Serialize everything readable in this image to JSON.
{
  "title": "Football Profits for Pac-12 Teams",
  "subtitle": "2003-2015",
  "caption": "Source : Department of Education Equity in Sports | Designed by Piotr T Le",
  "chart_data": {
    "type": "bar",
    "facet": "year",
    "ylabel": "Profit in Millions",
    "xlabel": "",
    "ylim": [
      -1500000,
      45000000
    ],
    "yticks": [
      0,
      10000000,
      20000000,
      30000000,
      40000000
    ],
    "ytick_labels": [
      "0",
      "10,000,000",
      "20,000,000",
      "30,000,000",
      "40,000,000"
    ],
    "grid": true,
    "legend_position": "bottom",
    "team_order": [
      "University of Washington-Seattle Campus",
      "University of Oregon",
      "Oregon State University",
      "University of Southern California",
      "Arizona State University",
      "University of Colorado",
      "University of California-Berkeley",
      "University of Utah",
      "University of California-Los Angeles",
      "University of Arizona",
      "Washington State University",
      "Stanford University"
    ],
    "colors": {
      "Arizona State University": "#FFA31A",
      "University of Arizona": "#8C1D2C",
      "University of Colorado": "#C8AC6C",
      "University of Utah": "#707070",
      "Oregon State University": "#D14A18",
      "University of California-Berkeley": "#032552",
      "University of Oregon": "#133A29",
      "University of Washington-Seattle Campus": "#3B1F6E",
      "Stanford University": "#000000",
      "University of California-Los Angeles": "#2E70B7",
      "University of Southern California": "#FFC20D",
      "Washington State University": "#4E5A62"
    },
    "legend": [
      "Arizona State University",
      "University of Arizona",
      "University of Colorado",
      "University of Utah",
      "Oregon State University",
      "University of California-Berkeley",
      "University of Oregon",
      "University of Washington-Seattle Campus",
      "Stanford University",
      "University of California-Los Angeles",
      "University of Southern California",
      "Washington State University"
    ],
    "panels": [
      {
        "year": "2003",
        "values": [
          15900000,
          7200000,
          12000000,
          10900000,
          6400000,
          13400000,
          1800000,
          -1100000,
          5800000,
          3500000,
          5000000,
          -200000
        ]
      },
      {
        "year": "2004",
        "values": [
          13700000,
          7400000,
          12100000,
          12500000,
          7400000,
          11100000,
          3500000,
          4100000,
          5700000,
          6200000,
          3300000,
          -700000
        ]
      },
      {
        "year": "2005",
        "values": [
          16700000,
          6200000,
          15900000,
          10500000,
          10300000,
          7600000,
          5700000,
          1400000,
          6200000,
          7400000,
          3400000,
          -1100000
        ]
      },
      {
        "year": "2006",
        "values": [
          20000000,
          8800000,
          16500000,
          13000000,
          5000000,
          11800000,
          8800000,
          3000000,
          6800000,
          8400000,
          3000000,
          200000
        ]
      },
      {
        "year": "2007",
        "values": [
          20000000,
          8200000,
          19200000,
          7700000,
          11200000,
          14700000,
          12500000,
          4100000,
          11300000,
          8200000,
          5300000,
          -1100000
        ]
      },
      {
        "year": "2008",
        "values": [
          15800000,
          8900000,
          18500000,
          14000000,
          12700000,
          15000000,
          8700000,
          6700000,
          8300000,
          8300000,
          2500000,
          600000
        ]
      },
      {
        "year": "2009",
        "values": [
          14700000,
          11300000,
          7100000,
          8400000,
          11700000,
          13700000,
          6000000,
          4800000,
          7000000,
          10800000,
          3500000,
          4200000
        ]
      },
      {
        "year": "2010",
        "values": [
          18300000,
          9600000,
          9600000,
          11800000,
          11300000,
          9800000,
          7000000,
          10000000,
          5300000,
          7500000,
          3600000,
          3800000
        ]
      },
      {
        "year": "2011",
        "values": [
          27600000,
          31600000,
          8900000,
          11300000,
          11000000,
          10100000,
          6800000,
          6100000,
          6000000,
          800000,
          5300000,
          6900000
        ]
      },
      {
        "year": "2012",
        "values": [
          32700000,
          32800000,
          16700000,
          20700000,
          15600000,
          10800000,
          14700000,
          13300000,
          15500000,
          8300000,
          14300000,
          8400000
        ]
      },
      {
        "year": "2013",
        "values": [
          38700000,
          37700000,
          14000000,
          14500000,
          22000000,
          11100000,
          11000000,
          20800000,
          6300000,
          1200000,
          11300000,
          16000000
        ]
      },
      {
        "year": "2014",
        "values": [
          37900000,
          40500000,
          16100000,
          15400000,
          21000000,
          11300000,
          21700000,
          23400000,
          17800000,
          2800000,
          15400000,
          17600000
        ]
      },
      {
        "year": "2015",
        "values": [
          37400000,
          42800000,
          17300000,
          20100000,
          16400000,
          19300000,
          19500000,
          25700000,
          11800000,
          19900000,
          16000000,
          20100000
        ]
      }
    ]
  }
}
========================================================================
**DESCRIPTION OF THE TASK**
Emit the full listing verbatim.

**RESULT BELOW**
Serialize everything readable in this image to JSON.
{
  "title": "Football Profits for Pac-12 Teams",
  "subtitle": "2003-2015",
  "caption": "Source : Department of Education Equity in Sports | Designed by Piotr T Le",
  "chart_data": {
    "type": "bar",
    "facet": "year",
    "ylabel": "Profit in Millions",
    "xlabel": "",
    "ylim": [
      -1500000,
      45000000
    ],
    "yticks": [
      0,
      10000000,
      20000000,
      30000000,
      40000000
    ],
    "ytick_labels": [
      "0",
      "10,000,000",
      "20,000,000",
      "30,000,000",
      "40,000,000"
    ],
    "grid": true,
    "legend_position": "bottom",
    "team_order": [
      "University of Washington-Seattle Campus",
      "University of Oregon",
      "Oregon State University",
      "University of Southern California",
      "Arizona State University",
      "University of Colorado",
      "University of California-Berkeley",
      "University of Utah",
      "University of California-Los Angeles",
      "University of Arizona",
      "Washington State University",
      "Stanford University"
    ],
    "colors": {
      "Arizona State University": "#FFA31A",
      "University of Arizona": "#8C1D2C",
      "University of Colorado": "#C8AC6C",
      "University of Utah": "#707070",
      "Oregon State University": "#D14A18",
      "University of California-Berkeley": "#032552",
      "University of Oregon": "#133A29",
      "University of Washington-Seattle Campus": "#3B1F6E",
      "Stanford University": "#000000",
      "University of California-Los Angeles": "#2E70B7",
      "University of Southern California": "#FFC20D",
      "Washington State University": "#4E5A62"
    },
    "legend": [
      "Arizona State University",
      "University of Arizona",
      "University of Colorado",
      "University of Utah",
      "Oregon State University",
      "University of California-Berkeley",
      "University of Oregon",
      "University of Washington-Seattle Campus",
      "Stanford University",
      "University of California-Los Angeles",
      "University of Southern California",
      "Washington State University"
    ],
    "panels": [
      {
        "year": "2003",
        "values": [
          15900000,
          7200000,
          12000000,
          10900000,
          6400000,
          13400000,
          1800000,
          -1100000,
          5800000,
          3500000,
          5000000,
          -200000
        ]
      },
      {
        "year": "2004",
        "values": [
          13700000,
          7400000,
          12100000,
          12500000,
          7400000,
          11100000,
          3500000,
          4100000,
          5700000,
          6200000,
          3300000,
          -700000
        ]
      },
      {
        "year": "2005",
        "values": [
          16700000,
          6200000,
          15900000,
          10500000,
          10300000,
          7600000,
          5700000,
          1400000,
          6200000,
          7400000,
          3400000,
          -1100000
        ]
      },
      {
        "year": "2006",
        "values": [
          20000000,
          8800000,
          16500000,
          13000000,
          5000000,
          11800000,
          8800000,
          3000000,
          6800000,
          8400000,
          3000000,
          200000
        ]
      },
      {
        "year": "2007",
        "values": [
          20000000,
          8200000,
          19200000,
          7700000,
          11200000,
          14700000,
          12500000,
          4100000,
          11300000,
          8200000,
          5300000,
          -1100000
        ]
      },
      {
        "year": "2008",
        "values": [
          15800000,
          8900000,
          18500000,
          14000000,
          12700000,
          15000000,
          8700000,
          6700000,
          8300000,
          8300000,
          2500000,
          600000
        ]
      },
      {
        "year": "2009",
        "values": [
          14700000,
          11300000,
          7100000,
          8400000,
          11700000,
          13700000,
          6000000,
          4800000,
          7000000,
          10800000,
          3500000,
          4200000
        ]
      },
      {
        "year": "2010",
        "values": [
          18300000,
          9600000,
          9600000,
          11800000,
          11300000,
          9800000,
          7000000,
          10000000,
          5300000,
          7500000,
          3600000,
          3800000
        ]
      },
      {
        "year": "2011",
        "values": [
          27600000,
          31600000,
          8900000,
          11300000,
          11000000,
          10100000,
          6800000,
          6100000,
          6000000,
          800000,
          5300000,
          6900000
        ]
      },
      {
        "year": "2012",
        "values": [
          32700000,
          32800000,
          16700000,
          20700000,
          15600000,
          10800000,
          14700000,
          13300000,
          15500000,
          8300000,
          14300000,
          8400000
        ]
      },
      {
        "year": "2013",
        "values": [
          38700000,
          37700000,
          14000000,
          14500000,
          22000000,
          11100000,
          11000000,
          20800000,
          6300000,
          1200000,
          11300000,
          16000000
        ]
      },
      {
        "year": "2014",
        "values": [
          37900000,
          40500000,
          16100000,
          15400000,
          21000000,
          11300000,
          21700000,
          23400000,
          17800000,
          2800000,
          15400000,
          17600000
        ]
      },
      {
        "year": "2015",
        "values": [
          37400000,
          42800000,
          17300000,
          20100000,
          16400000,
          19300000,
          19500000,
          25700000,
          11800000,
          19900000,
          16000000,
          20100000
        ]
      }
    ]
  }
}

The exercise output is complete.